==== Material provided ====

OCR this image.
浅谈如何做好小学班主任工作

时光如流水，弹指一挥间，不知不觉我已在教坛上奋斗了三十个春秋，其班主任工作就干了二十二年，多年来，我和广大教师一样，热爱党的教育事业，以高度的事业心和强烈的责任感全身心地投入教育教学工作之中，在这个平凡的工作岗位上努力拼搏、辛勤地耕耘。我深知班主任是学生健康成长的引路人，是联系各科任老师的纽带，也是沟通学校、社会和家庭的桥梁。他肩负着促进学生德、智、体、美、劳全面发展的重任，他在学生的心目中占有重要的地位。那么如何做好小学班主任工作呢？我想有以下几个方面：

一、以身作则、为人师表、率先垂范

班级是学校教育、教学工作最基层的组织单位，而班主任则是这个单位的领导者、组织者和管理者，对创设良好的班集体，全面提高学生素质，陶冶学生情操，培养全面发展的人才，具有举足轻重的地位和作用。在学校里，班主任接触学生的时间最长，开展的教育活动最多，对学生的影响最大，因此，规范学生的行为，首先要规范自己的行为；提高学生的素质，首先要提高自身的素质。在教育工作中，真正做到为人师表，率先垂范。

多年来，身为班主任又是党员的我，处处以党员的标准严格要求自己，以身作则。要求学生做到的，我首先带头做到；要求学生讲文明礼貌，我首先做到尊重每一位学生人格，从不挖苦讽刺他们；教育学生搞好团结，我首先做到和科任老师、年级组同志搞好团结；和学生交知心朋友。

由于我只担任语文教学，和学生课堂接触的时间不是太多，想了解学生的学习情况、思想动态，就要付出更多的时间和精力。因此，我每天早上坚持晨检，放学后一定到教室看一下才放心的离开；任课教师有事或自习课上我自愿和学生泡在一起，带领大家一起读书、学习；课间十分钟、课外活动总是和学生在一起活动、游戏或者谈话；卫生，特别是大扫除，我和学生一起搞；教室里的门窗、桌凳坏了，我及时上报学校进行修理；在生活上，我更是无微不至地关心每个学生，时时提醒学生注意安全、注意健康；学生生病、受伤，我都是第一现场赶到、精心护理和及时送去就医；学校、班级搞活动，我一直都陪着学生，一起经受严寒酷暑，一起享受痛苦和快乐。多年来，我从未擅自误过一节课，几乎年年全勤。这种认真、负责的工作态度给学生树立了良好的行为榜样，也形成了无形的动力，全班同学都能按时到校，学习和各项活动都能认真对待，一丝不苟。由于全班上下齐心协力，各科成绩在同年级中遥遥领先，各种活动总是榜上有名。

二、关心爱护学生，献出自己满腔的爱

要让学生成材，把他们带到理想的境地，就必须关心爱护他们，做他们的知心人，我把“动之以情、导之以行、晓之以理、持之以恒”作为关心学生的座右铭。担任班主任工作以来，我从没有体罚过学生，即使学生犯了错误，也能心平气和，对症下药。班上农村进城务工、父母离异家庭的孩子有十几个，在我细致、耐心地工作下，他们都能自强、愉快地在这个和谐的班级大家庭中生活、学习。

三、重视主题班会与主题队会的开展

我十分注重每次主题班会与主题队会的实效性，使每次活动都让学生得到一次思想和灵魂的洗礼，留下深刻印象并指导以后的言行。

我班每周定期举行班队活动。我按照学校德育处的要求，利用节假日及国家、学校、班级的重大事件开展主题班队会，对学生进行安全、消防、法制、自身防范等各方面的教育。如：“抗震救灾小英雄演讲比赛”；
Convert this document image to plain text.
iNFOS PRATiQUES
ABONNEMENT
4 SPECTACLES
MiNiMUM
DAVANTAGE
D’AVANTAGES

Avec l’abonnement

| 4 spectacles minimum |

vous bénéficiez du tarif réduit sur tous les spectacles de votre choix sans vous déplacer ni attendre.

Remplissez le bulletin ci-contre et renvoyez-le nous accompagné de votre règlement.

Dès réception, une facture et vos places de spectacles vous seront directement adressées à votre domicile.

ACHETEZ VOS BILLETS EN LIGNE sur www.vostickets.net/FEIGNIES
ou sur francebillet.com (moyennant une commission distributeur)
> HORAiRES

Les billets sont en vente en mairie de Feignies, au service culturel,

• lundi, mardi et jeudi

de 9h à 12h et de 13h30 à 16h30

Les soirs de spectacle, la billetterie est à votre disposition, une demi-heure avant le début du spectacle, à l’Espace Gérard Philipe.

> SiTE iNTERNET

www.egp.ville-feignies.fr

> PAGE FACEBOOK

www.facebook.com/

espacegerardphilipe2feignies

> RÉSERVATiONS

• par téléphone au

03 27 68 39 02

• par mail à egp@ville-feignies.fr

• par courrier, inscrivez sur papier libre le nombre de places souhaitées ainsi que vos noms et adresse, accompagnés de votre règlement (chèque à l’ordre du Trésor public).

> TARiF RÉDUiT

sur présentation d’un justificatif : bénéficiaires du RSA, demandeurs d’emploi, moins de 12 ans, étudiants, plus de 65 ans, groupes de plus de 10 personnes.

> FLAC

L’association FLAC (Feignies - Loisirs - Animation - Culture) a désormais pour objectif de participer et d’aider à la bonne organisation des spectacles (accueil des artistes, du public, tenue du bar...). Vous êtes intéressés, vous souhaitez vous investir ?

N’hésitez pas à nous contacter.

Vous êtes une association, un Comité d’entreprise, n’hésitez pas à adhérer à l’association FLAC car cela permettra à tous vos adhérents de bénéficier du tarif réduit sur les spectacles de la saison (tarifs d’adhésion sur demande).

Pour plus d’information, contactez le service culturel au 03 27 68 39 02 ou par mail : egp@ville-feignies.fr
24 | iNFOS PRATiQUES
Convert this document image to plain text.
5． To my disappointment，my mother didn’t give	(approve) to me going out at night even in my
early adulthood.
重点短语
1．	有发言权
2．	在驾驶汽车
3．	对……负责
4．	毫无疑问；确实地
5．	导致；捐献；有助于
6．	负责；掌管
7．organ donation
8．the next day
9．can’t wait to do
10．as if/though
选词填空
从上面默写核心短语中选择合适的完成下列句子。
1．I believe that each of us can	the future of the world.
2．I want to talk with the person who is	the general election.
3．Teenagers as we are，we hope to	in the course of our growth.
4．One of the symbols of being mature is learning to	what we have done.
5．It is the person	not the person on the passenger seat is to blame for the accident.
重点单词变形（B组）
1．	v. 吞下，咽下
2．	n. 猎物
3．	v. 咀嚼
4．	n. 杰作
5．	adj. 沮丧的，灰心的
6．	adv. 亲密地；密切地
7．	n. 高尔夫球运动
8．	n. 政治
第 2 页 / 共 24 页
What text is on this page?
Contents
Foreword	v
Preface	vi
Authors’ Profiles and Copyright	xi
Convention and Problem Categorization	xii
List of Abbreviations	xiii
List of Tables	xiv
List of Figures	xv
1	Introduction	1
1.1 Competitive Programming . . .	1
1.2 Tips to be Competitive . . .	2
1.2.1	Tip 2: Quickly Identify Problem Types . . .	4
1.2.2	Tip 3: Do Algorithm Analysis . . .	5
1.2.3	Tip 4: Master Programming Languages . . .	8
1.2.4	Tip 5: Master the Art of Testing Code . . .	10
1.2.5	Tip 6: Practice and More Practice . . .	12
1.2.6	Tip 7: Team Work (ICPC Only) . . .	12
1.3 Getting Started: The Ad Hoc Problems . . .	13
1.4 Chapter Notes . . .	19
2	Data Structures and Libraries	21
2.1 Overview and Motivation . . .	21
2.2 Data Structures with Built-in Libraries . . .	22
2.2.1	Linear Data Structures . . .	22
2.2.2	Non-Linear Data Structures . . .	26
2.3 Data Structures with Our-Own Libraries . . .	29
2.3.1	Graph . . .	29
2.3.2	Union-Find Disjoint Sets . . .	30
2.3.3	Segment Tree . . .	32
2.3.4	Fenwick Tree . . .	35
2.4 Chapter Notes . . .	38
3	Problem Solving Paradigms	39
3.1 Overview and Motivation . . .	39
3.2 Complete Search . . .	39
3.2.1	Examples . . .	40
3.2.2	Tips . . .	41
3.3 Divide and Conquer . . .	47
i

====

Problem description: Copy each line of the records that contains the word "Linear".

The response:
2.2.1	Linear Data Structures . . .	22
2.2.2	Non-Linear Data Structures . . .	26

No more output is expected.